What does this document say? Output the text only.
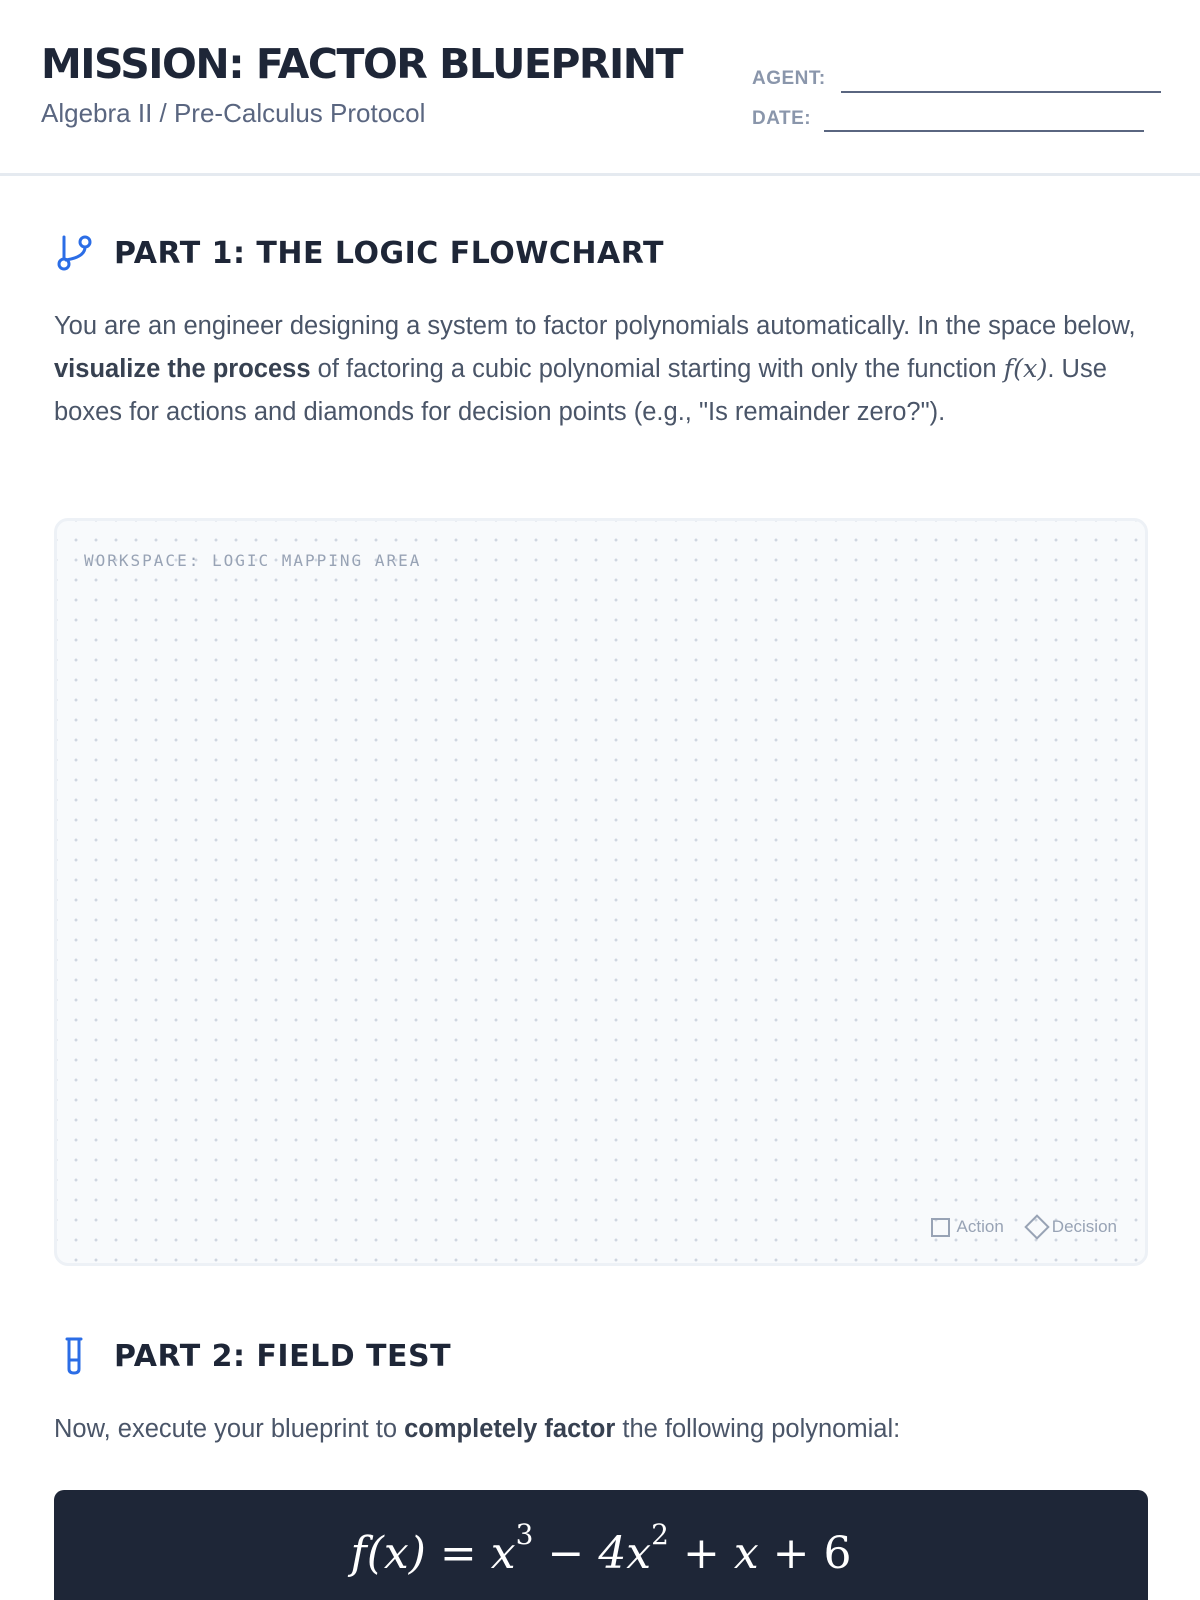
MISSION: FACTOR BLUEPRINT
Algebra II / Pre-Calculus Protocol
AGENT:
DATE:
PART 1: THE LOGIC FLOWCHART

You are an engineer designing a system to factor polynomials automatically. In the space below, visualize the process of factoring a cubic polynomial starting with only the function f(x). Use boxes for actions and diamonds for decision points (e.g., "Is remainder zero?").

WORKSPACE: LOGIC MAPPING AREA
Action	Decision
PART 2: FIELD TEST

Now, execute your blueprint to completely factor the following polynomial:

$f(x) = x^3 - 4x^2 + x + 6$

....................

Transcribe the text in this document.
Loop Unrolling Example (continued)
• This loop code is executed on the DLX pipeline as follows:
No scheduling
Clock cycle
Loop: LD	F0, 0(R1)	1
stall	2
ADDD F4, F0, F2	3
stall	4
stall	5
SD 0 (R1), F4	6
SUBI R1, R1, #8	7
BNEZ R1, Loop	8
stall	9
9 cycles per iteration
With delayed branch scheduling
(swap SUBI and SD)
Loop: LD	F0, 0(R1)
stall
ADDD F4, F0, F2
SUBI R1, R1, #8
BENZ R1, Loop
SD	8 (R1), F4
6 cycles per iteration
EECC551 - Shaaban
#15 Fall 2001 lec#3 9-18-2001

....................

Track down every line of the material containing the string "text", and copy it.

__Answer for the task__.
What does this document say? Output the text only.
Transcribe the text in this document.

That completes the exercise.